*Exercise objective*.
Copy the data that follows, exactly and completely.

*Data records*.
========

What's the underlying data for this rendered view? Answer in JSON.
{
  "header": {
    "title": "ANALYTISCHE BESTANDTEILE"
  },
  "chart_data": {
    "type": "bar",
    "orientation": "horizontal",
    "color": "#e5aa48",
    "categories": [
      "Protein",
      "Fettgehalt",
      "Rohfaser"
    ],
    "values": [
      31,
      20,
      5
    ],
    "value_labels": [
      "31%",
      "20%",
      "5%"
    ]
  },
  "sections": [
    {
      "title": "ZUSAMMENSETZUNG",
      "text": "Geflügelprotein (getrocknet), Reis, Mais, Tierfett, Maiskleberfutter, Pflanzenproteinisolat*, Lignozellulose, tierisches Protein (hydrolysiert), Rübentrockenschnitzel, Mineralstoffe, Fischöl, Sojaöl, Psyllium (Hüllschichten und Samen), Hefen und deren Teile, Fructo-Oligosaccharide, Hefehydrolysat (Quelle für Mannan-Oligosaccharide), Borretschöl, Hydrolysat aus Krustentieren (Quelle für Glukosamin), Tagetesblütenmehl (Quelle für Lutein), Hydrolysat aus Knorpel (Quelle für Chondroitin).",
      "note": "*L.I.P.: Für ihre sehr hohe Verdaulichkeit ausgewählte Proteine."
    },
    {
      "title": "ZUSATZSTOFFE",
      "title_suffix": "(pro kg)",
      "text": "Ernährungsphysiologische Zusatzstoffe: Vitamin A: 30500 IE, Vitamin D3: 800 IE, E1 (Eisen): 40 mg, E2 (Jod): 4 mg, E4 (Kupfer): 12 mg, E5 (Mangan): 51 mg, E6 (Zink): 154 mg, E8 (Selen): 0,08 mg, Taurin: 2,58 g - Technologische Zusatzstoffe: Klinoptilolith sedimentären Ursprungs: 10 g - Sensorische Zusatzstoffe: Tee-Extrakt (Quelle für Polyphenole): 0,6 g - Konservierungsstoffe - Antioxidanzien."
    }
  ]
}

========

*Reply to the exercise*.
What's the underlying data for this rendered view? Answer in JSON.
{
  "header": {
    "title": "ANALYTISCHE BESTANDTEILE"
  },
  "chart_data": {
    "type": "bar",
    "orientation": "horizontal",
    "color": "#e5aa48",
    "categories": [
      "Protein",
      "Fettgehalt",
      "Rohfaser"
    ],
    "values": [
      31,
      20,
      5
    ],
    "value_labels": [
      "31%",
      "20%",
      "5%"
    ]
  },
  "sections": [
    {
      "title": "ZUSAMMENSETZUNG",
      "text": "Geflügelprotein (getrocknet), Reis, Mais, Tierfett, Maiskleberfutter, Pflanzenproteinisolat*, Lignozellulose, tierisches Protein (hydrolysiert), Rübentrockenschnitzel, Mineralstoffe, Fischöl, Sojaöl, Psyllium (Hüllschichten und Samen), Hefen und deren Teile, Fructo-Oligosaccharide, Hefehydrolysat (Quelle für Mannan-Oligosaccharide), Borretschöl, Hydrolysat aus Krustentieren (Quelle für Glukosamin), Tagetesblütenmehl (Quelle für Lutein), Hydrolysat aus Knorpel (Quelle für Chondroitin).",
      "note": "*L.I.P.: Für ihre sehr hohe Verdaulichkeit ausgewählte Proteine."
    },
    {
      "title": "ZUSATZSTOFFE",
      "title_suffix": "(pro kg)",
      "text": "Ernährungsphysiologische Zusatzstoffe: Vitamin A: 30500 IE, Vitamin D3: 800 IE, E1 (Eisen): 40 mg, E2 (Jod): 4 mg, E4 (Kupfer): 12 mg, E5 (Mangan): 51 mg, E6 (Zink): 154 mg, E8 (Selen): 0,08 mg, Taurin: 2,58 g - Technologische Zusatzstoffe: Klinoptilolith sedimentären Ursprungs: 10 g - Sensorische Zusatzstoffe: Tee-Extrakt (Quelle für Polyphenole): 0,6 g - Konservierungsstoffe - Antioxidanzien."
    }
  ]
}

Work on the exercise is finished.